======== EXERCISE MATERIALS

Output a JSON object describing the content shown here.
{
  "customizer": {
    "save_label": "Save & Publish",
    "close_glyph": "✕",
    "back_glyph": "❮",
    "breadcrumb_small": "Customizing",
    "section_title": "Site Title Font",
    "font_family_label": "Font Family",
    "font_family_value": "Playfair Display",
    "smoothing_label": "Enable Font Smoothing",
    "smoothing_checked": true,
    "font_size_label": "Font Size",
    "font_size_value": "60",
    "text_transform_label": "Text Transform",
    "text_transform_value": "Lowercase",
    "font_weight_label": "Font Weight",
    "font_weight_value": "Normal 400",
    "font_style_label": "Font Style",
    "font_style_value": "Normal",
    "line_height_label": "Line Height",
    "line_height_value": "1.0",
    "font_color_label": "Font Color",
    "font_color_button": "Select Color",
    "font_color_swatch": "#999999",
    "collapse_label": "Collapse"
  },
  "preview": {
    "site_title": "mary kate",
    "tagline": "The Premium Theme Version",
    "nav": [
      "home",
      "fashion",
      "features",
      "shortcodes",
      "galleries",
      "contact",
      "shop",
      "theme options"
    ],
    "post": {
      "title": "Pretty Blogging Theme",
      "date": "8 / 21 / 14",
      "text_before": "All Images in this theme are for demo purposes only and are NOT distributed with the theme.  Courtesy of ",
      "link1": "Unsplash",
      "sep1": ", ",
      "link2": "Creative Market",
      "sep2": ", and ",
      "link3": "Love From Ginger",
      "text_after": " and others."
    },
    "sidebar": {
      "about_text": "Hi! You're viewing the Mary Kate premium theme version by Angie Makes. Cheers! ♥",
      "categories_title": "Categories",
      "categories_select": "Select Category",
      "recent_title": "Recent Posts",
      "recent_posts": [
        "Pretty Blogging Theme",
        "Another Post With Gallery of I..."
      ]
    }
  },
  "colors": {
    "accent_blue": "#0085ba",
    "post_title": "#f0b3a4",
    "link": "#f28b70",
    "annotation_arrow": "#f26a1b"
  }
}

================

Repeat all the entries word for word.

EXERCISE ANSWER:
Output a JSON object describing the content shown here.
{
  "customizer": {
    "save_label": "Save & Publish",
    "close_glyph": "✕",
    "back_glyph": "❮",
    "breadcrumb_small": "Customizing",
    "section_title": "Site Title Font",
    "font_family_label": "Font Family",
    "font_family_value": "Playfair Display",
    "smoothing_label": "Enable Font Smoothing",
    "smoothing_checked": true,
    "font_size_label": "Font Size",
    "font_size_value": "60",
    "text_transform_label": "Text Transform",
    "text_transform_value": "Lowercase",
    "font_weight_label": "Font Weight",
    "font_weight_value": "Normal 400",
    "font_style_label": "Font Style",
    "font_style_value": "Normal",
    "line_height_label": "Line Height",
    "line_height_value": "1.0",
    "font_color_label": "Font Color",
    "font_color_button": "Select Color",
    "font_color_swatch": "#999999",
    "collapse_label": "Collapse"
  },
  "preview": {
    "site_title": "mary kate",
    "tagline": "The Premium Theme Version",
    "nav": [
      "home",
      "fashion",
      "features",
      "shortcodes",
      "galleries",
      "contact",
      "shop",
      "theme options"
    ],
    "post": {
      "title": "Pretty Blogging Theme",
      "date": "8 / 21 / 14",
      "text_before": "All Images in this theme are for demo purposes only and are NOT distributed with the theme.  Courtesy of ",
      "link1": "Unsplash",
      "sep1": ", ",
      "link2": "Creative Market",
      "sep2": ", and ",
      "link3": "Love From Ginger",
      "text_after": " and others."
    },
    "sidebar": {
      "about_text": "Hi! You're viewing the Mary Kate premium theme version by Angie Makes. Cheers! ♥",
      "categories_title": "Categories",
      "categories_select": "Select Category",
      "recent_title": "Recent Posts",
      "recent_posts": [
        "Pretty Blogging Theme",
        "Another Post With Gallery of I..."
      ]
    }
  },
  "colors": {
    "accent_blue": "#0085ba",
    "post_title": "#f0b3a4",
    "link": "#f28b70",
    "annotation_arrow": "#f26a1b"
  }
}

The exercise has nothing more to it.